Rows from a dataset:

□ □ □ □

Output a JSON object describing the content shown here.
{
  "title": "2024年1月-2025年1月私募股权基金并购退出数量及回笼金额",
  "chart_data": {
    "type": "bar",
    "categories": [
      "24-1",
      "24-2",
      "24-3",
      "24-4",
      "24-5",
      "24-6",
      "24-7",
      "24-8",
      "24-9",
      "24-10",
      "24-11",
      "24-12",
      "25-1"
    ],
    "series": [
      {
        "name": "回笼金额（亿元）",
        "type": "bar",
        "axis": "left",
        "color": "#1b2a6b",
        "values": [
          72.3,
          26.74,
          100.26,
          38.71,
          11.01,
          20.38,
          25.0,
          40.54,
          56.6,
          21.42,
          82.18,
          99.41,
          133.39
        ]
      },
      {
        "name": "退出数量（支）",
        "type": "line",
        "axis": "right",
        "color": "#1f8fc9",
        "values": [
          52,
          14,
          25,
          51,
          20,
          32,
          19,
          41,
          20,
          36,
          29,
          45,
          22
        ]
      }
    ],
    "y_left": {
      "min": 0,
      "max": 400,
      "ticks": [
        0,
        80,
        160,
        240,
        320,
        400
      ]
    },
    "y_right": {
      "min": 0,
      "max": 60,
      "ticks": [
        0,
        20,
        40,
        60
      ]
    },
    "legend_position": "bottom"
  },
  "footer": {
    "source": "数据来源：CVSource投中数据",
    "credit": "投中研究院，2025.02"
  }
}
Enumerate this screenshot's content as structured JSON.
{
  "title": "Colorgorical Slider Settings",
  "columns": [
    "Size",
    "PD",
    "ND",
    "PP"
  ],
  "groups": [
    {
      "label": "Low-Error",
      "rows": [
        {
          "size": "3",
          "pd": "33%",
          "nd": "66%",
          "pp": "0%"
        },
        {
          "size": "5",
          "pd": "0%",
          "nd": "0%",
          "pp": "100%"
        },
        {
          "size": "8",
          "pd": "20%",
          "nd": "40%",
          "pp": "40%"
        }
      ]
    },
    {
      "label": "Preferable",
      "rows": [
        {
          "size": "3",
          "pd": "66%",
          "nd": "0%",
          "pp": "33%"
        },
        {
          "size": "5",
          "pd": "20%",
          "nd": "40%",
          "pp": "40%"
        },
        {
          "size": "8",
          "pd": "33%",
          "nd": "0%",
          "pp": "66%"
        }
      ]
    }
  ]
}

□ □ □ □

• **EXERCISE**: Find each line holding the string "JSON" and copy it out.

• **OUTPUT**:
Output a JSON object describing the content shown here.
Enumerate this screenshot's content as structured JSON.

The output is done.